WHAT TO DO ::
Copy each line of the records that contains the word "action".
^^^^^^^^^^^^^^^^
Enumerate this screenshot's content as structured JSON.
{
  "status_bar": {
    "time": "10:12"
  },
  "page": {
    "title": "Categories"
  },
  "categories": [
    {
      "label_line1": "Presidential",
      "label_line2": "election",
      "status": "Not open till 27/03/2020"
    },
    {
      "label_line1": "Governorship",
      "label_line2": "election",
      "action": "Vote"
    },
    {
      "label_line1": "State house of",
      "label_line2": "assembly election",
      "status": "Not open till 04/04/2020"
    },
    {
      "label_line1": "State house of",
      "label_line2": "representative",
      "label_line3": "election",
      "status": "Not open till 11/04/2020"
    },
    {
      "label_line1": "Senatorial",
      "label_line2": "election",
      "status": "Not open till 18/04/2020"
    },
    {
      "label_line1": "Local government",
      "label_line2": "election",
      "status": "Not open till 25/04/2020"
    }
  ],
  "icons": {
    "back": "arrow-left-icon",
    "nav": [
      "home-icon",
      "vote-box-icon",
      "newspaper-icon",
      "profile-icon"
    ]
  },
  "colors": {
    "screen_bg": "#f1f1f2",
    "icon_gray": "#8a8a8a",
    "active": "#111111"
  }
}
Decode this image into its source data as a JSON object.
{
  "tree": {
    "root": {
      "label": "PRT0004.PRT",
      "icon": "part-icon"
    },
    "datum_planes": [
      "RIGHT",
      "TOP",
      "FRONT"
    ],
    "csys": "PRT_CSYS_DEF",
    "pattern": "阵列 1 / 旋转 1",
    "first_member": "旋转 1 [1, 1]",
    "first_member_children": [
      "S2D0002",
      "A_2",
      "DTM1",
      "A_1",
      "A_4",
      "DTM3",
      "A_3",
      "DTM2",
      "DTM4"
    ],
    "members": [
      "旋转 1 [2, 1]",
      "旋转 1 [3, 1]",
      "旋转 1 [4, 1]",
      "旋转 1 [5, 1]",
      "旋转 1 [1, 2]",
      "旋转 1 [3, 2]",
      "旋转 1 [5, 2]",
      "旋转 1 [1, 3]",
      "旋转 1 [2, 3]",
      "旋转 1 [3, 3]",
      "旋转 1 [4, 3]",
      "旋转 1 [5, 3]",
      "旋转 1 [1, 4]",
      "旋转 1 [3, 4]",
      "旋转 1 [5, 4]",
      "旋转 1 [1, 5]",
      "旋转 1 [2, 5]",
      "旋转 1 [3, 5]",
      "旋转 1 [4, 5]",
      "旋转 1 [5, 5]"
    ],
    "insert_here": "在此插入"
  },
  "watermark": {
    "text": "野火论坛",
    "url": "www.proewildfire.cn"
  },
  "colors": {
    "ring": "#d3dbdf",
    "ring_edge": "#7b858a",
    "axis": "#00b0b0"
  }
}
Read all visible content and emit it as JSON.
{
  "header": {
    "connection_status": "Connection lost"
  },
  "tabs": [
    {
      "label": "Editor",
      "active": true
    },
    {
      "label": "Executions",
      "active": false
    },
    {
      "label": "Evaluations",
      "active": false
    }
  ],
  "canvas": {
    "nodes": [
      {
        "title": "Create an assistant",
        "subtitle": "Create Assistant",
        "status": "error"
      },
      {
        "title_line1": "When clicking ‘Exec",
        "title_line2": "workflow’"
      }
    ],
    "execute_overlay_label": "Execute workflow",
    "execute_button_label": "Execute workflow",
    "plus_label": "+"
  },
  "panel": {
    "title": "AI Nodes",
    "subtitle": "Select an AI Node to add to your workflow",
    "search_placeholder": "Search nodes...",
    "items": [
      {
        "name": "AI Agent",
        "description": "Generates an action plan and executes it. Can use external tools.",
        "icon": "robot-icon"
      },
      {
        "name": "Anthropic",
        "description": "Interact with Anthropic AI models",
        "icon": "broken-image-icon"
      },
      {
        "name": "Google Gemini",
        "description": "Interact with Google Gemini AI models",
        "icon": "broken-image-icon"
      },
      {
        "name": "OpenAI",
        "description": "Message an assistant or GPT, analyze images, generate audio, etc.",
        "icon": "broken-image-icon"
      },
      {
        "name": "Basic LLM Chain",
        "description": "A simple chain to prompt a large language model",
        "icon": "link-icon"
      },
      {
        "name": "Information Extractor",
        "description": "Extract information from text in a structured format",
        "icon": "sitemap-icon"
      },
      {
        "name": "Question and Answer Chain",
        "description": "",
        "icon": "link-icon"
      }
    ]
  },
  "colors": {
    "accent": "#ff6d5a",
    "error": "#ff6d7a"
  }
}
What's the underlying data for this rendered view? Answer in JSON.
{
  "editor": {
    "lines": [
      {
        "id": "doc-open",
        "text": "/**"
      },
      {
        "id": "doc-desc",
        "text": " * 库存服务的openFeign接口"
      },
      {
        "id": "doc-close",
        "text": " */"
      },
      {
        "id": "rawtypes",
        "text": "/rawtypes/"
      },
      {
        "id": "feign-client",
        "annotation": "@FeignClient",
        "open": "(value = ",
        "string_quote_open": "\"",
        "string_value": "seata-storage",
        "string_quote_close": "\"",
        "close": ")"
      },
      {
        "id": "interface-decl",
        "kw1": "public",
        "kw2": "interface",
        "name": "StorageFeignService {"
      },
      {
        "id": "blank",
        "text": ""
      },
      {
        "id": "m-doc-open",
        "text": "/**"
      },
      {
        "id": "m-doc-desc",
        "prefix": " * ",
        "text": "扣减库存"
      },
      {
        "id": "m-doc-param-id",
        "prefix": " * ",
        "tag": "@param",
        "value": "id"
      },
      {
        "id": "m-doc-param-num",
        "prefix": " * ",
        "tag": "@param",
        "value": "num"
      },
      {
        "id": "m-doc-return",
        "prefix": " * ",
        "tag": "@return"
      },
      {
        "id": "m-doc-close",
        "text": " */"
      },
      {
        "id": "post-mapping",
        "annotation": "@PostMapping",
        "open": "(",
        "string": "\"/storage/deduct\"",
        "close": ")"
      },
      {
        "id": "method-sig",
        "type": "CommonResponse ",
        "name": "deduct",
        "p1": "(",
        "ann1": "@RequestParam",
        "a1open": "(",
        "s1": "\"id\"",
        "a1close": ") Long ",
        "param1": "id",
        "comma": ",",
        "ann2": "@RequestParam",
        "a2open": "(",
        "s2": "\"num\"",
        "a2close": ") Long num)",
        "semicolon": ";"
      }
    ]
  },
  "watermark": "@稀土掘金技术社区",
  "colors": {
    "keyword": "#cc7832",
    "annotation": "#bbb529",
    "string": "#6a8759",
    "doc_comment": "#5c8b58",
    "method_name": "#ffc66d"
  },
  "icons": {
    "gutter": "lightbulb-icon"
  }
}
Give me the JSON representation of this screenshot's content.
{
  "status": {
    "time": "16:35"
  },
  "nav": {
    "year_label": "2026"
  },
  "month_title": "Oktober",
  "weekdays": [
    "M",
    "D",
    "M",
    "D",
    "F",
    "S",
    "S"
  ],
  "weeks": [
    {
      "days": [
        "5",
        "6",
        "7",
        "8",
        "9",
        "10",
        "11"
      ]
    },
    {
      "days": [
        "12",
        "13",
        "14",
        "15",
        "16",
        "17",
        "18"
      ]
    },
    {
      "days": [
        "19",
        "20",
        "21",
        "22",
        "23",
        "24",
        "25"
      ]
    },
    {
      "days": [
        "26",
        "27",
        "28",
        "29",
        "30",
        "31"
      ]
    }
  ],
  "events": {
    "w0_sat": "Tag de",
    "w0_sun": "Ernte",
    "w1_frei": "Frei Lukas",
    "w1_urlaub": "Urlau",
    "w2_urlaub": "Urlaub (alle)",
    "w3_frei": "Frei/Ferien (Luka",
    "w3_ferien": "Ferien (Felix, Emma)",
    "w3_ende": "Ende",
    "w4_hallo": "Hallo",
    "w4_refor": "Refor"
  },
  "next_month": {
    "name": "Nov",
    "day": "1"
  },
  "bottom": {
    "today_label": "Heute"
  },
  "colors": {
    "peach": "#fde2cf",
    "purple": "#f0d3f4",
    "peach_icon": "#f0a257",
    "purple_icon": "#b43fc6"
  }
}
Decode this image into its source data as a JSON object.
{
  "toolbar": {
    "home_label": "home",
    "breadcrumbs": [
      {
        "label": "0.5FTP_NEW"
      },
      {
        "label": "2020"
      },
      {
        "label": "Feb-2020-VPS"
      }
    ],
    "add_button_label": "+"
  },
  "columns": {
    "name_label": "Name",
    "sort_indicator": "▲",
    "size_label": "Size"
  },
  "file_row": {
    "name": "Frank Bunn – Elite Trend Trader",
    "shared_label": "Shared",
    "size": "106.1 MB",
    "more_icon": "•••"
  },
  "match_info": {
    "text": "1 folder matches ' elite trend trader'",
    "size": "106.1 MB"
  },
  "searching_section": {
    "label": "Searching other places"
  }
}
^^^^^^^^^^^^^^^^
TASK RESPONSE ::
      "action": "Vote"
        "description": "Generates an action plan and executes it. Can use external tools.",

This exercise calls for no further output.